### REQUIRED WORK:
[1] Please set down, word for word, the part of the Docker shared storage post from "GlusterFS has a" to "worked for me.".
[2] Name every storage technology or file system that the Docker shared storage post mentions, leaving out Docker itself.
[3] Extend the Docker shared storage post, starting after its final sentence.

### SOURCE EXTRACT:

Mimiko writes:
Hello.
I would want to use a shared storage with docker to store volume so swarm containers can use the volumes from different docker nodes.
As for now I tried glusterFS and linstor+drbd.
GlusterFS has a bug with slow replication and slow volume status presentation or timing out. Also directory listing or data access is not reliable,
despite the nodes are connected with each other. So the GlusterFS didn't worked for me.
With linstor+drbd and linstor plugin for docker, the created volumes are inconsistend on creation. Did not find a solution.
DRBD might still be a solid base to run upon. Consider using an alternative file system on top of it like e.g. GFS2 or OCFS2. The management tools to
assemble these kinds of cluster file systems can be found in packages
gfs2-utils and ocfs2-utils respectively. Back when I tried it, I found OCFS2 slightly easier to setup.

Rows from a dataset
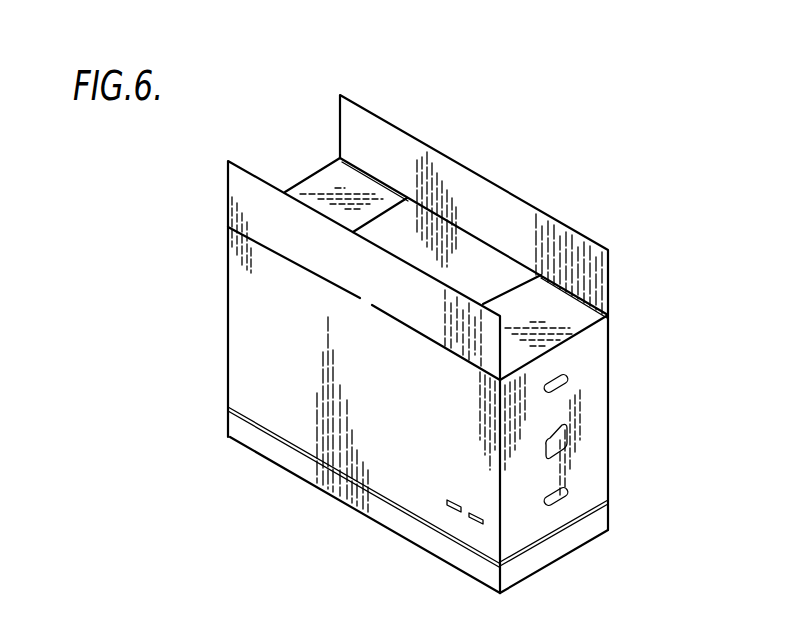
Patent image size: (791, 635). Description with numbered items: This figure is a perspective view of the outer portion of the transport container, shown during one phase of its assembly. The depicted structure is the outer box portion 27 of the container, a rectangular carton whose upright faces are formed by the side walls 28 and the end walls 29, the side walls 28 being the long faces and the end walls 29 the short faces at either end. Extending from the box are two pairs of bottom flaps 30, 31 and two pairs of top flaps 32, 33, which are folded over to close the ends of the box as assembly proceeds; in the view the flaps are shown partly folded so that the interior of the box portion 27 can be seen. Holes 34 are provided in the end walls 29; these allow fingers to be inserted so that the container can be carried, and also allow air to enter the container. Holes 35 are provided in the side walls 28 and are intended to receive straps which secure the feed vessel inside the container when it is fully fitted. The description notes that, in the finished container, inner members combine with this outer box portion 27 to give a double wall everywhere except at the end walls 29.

The outer box portion 27 is at (224, 380).
The side walls 28 is at (275, 423).
The end walls 29 is at (298, 183).
The bottom flaps 30 is at (243, 187).
The bottom flaps 31 is at (327, 187).
The top flaps 32 is at (417, 535).
The top flaps 33 is at (576, 548).
The holes 34 is at (565, 488).
The holes 35 is at (477, 517).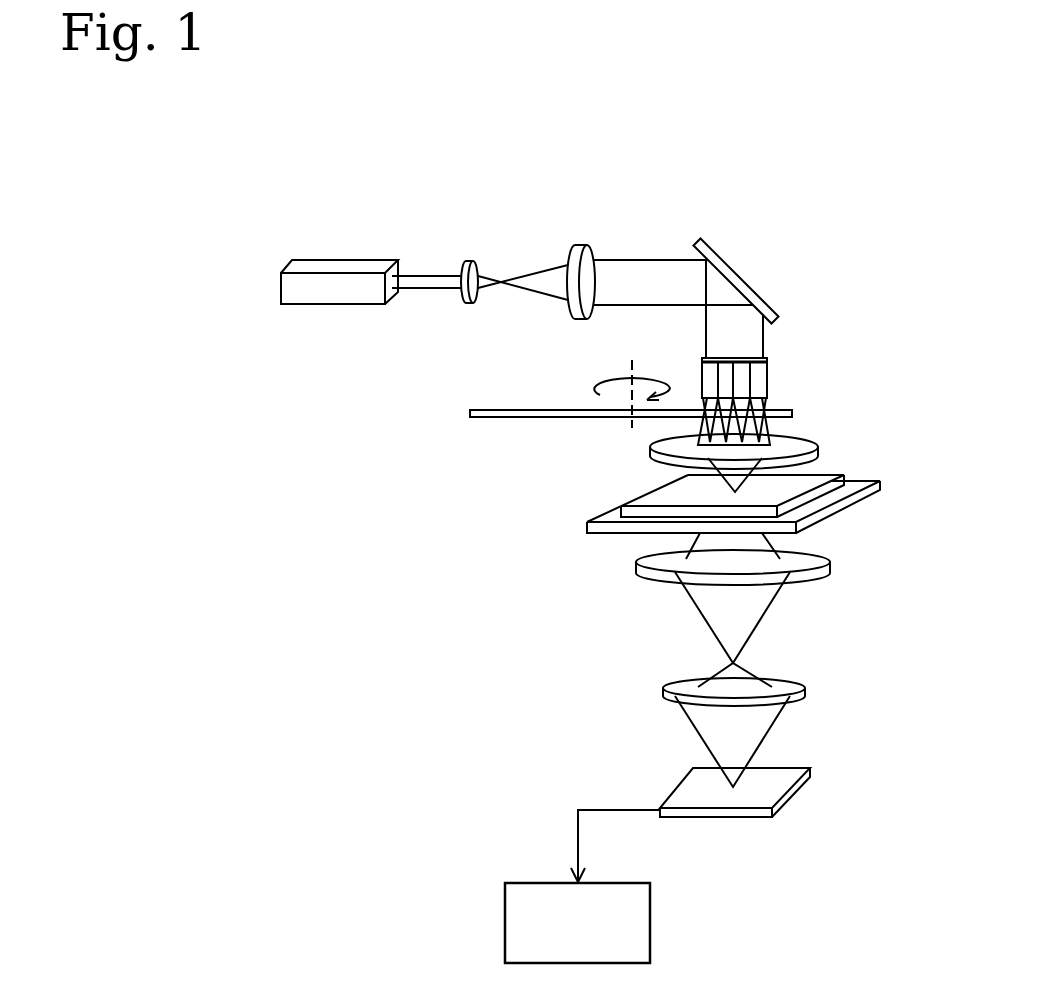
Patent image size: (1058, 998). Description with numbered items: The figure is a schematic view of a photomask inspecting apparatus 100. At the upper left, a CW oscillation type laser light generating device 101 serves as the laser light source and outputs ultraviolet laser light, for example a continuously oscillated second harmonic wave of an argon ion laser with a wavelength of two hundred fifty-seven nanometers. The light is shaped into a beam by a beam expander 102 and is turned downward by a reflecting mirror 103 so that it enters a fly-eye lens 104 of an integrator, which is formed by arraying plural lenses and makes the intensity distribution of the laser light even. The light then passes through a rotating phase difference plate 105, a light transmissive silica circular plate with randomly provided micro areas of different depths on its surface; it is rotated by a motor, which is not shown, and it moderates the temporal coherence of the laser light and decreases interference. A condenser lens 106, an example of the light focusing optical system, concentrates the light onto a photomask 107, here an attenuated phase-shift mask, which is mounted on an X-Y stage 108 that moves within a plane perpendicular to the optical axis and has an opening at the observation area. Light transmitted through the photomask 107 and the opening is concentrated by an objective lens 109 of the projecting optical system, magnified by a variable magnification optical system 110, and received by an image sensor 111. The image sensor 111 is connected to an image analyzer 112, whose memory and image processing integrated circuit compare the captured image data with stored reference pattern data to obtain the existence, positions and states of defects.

The photomask inspecting apparatus 100 is at (665, 207).
The laser light generating device 101 is at (350, 268).
The beam expander 102 is at (606, 236).
The reflecting mirror 103 is at (748, 282).
The fly-eye lens 104 is at (767, 375).
The rotating phase difference plate 105 is at (512, 409).
The condenser lens 106 is at (800, 445).
The photomask 107 is at (668, 502).
The X-Y stage 108 is at (857, 498).
The objective lens 109 is at (828, 565).
The variable magnification optical system 110 is at (805, 690).
The image sensor 111 is at (800, 790).
The image analyzer 112 is at (638, 945).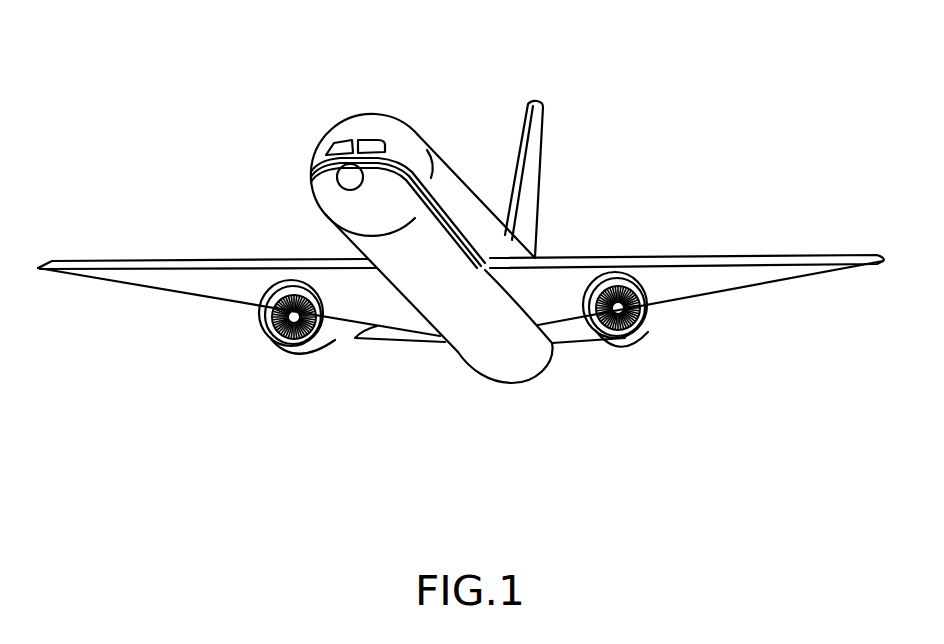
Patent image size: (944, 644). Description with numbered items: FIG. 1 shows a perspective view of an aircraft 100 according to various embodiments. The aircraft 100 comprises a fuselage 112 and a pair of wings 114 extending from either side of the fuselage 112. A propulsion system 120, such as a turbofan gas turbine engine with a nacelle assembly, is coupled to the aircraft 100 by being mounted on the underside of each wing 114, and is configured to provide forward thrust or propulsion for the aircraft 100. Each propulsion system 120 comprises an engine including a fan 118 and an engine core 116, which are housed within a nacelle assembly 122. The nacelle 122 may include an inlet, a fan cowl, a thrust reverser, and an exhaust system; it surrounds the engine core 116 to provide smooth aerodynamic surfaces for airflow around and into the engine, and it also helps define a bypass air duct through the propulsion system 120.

The aircraft 100 is at (231, 112).
The fuselage 112 is at (443, 178).
The wings 114 is at (133, 257).
The engine core 116 is at (313, 333).
The fan 118 is at (258, 333).
The propulsion system 120 is at (302, 350).
The nacelle assembly 122 is at (330, 323).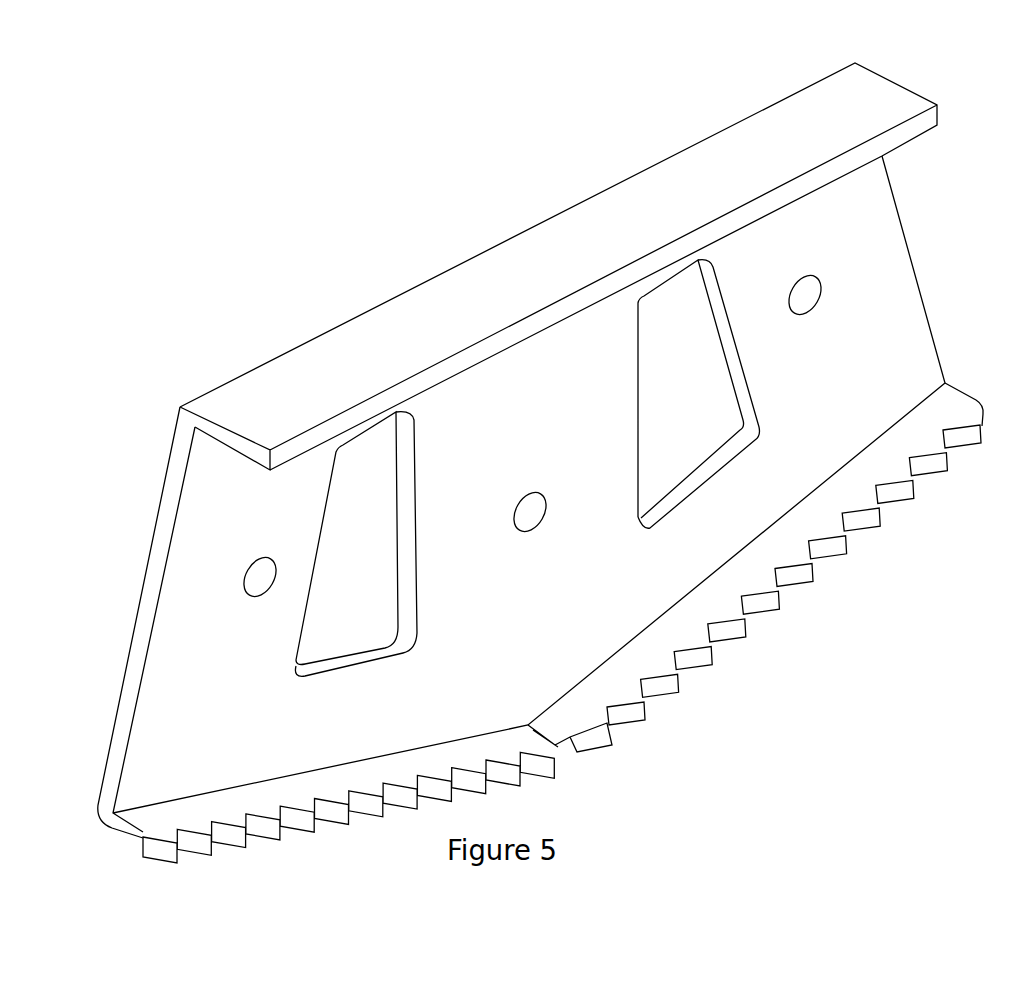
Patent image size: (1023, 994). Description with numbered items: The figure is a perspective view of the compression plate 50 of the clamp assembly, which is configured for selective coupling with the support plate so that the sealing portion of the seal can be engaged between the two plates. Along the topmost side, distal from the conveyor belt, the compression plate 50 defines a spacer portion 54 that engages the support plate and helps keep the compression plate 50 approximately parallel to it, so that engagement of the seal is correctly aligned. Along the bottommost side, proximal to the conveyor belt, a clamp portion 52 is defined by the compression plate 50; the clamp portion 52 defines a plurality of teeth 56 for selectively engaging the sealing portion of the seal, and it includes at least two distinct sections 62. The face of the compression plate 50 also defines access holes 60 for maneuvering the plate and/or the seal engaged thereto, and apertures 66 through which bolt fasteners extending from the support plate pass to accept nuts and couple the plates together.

The compression plate 50 is at (283, 151).
The clamp portion 52 is at (540, 497).
The spacer portion 54 is at (558, 266).
The teeth 56 is at (850, 557).
The access hole 60 is at (527, 468).
The sections 62 is at (611, 690).
The apertures 66 is at (815, 358).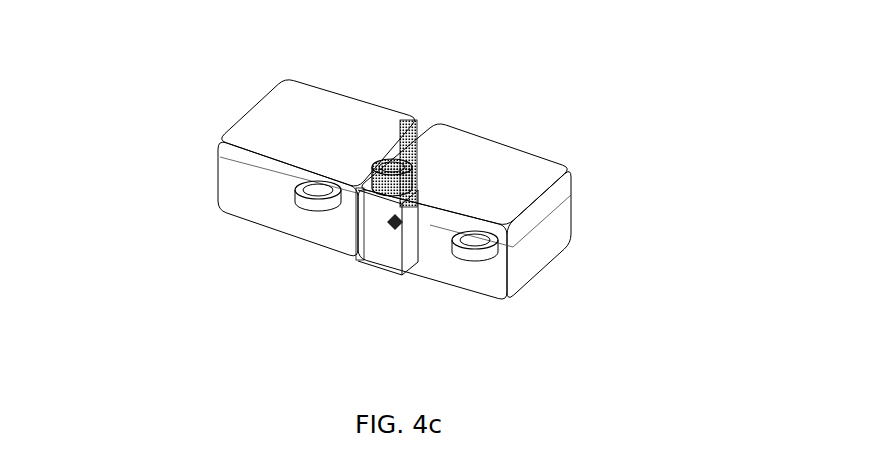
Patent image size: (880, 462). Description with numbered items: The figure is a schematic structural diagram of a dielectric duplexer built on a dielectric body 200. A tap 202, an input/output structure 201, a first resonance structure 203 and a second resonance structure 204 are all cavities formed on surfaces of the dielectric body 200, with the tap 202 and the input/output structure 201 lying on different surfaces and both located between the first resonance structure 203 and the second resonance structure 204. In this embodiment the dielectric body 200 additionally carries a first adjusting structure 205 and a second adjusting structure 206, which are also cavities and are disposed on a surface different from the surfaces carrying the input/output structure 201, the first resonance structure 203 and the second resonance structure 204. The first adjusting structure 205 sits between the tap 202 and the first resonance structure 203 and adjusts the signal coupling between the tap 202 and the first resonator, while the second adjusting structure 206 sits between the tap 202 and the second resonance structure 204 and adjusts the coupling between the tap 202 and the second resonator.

The dielectric body 200 is at (260, 105).
The input/output structure 201 is at (395, 208).
The tap 202 is at (387, 155).
The first resonance structure 203 is at (302, 192).
The second resonance structure 204 is at (498, 245).
The first adjusting structure 205 is at (360, 222).
The second adjusting structure 206 is at (410, 140).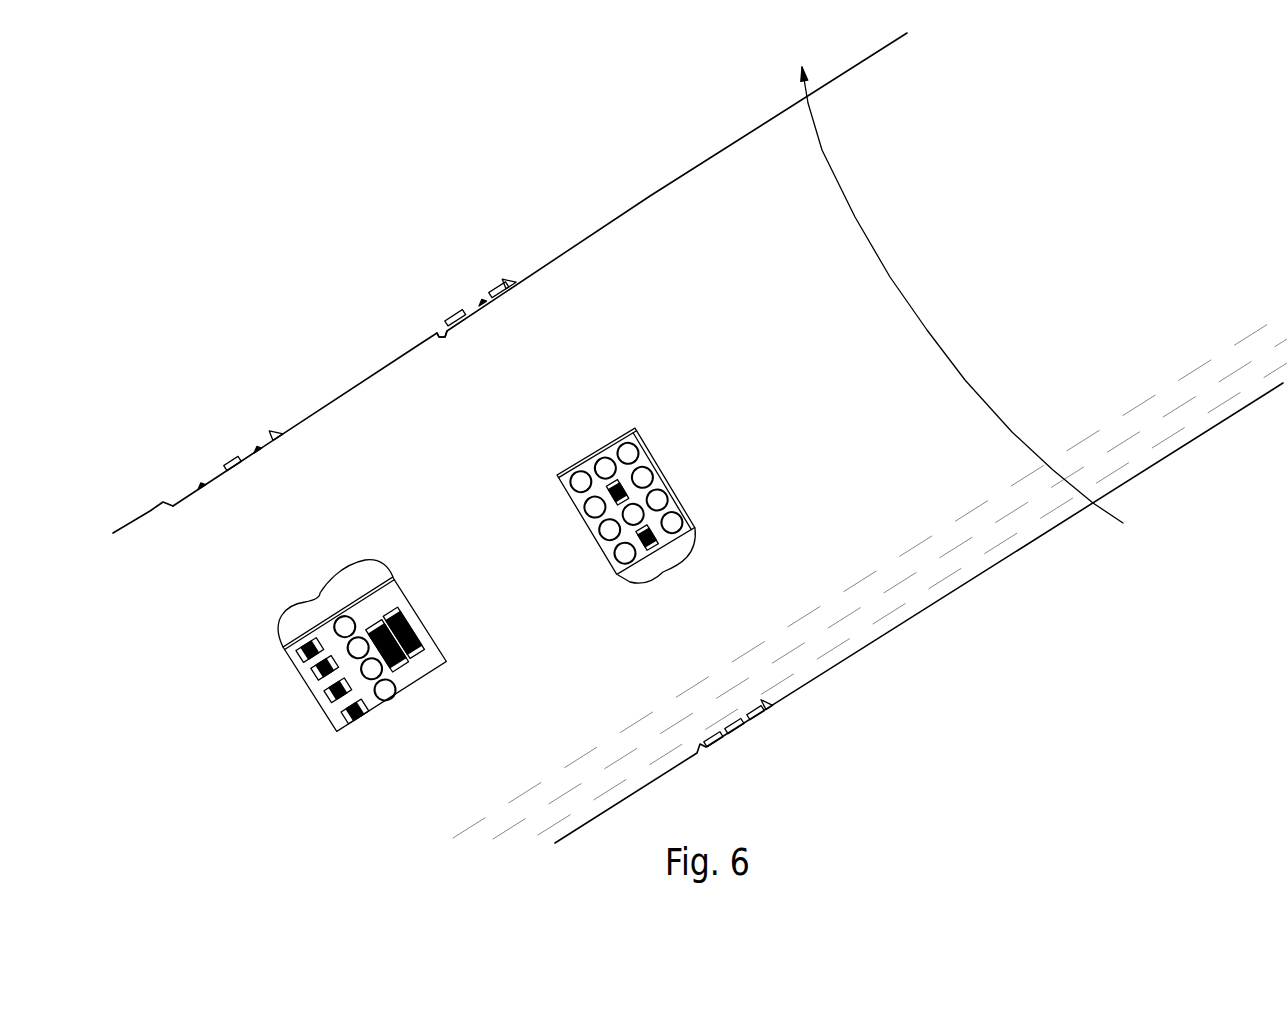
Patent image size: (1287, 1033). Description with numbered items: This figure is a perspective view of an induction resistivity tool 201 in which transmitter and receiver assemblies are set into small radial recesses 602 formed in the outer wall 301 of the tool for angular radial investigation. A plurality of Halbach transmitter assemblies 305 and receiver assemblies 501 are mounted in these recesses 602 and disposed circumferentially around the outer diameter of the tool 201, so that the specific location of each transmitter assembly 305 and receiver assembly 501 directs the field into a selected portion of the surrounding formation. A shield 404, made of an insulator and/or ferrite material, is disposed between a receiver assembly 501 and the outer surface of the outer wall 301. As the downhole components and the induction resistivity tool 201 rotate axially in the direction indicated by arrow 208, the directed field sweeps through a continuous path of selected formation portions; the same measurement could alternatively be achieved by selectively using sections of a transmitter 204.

The induction resistivity tool 201 is at (650, 195).
The transmitter 204 is at (690, 448).
The arrow 208 is at (1012, 433).
The outer wall 301 is at (160, 537).
The transmitter assembly 305 is at (470, 293).
The shield 404 is at (332, 713).
The receiver assembly 501 is at (228, 442).
The radial recess 602 is at (441, 330).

### RESPONSES PER TASK:
[1]
GlusterFS has a bug with slow replication and slow volume status presentation or timing out. Also directory listing or data access is not reliable,
despite the nodes are connected with each other. So the GlusterFS didn't worked for me.

[2] GlusterFS, linstor, DRBD, GFS2, OCFS2

[3]
I once tested a Kubernetes + OCFS2 setup (backed by a real iSCSI target rather than DRBD though) and it worked OK.
I want to try Ceth.
What other storage distributions did you tried and worked? It should have mirroring data on more than 2 nodes, representation as a bloch device to
mount in system, or as a network file system to be mounted using fstab, or using docker volume. Sould be HA and consistent with at least 3 nodes and
can automatically get back even if two of three nodes restarts, and be prune to sporadic network shortage.
I am not aware of any system that fulfils all of these requirements. Specifically, systems are typically either low-latency OR robust in event of
“sporadic network shortage” issues.
GlusterFS could be preferrable on this with there were not the bug with timeout.
I have never used GlusterFS, but from things I heard about it it very much seems as if this is not really a ”bug” but rather by design. I think that
the observed behaviour might also be similar if you were to use Ceph instead of GlusterFS, but if you find out that it works much better, I'd be
interested in learning about it :)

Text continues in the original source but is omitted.